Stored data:

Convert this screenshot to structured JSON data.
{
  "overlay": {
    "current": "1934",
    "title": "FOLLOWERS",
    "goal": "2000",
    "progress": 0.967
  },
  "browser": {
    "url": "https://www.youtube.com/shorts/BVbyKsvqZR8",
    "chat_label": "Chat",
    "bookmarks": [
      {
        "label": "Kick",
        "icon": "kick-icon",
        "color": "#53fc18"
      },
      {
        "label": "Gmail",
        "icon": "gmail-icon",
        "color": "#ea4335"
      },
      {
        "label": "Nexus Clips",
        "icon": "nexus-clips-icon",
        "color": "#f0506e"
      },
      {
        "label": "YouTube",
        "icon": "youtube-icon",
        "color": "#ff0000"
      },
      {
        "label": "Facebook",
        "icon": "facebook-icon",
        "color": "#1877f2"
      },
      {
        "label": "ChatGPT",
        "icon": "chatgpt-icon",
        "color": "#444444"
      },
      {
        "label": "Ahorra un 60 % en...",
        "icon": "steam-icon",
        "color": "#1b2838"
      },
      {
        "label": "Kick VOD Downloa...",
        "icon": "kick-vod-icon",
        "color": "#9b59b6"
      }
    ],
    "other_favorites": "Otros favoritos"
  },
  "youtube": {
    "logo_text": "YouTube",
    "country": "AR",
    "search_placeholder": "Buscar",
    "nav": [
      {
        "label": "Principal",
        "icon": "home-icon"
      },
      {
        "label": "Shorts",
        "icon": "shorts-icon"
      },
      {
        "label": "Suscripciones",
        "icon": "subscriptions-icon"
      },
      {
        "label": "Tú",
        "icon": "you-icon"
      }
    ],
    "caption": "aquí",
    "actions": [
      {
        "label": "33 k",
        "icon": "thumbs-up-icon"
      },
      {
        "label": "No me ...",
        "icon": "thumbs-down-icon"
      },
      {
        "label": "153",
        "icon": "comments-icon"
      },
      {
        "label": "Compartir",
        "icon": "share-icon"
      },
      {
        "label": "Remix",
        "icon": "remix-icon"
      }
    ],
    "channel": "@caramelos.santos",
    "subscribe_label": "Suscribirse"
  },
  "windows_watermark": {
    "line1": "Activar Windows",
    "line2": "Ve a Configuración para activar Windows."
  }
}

TO BE DONE: Figure out how many lines of the data above include "thumbs", then give the number and nothing more.

OUTPUT BELOW: 2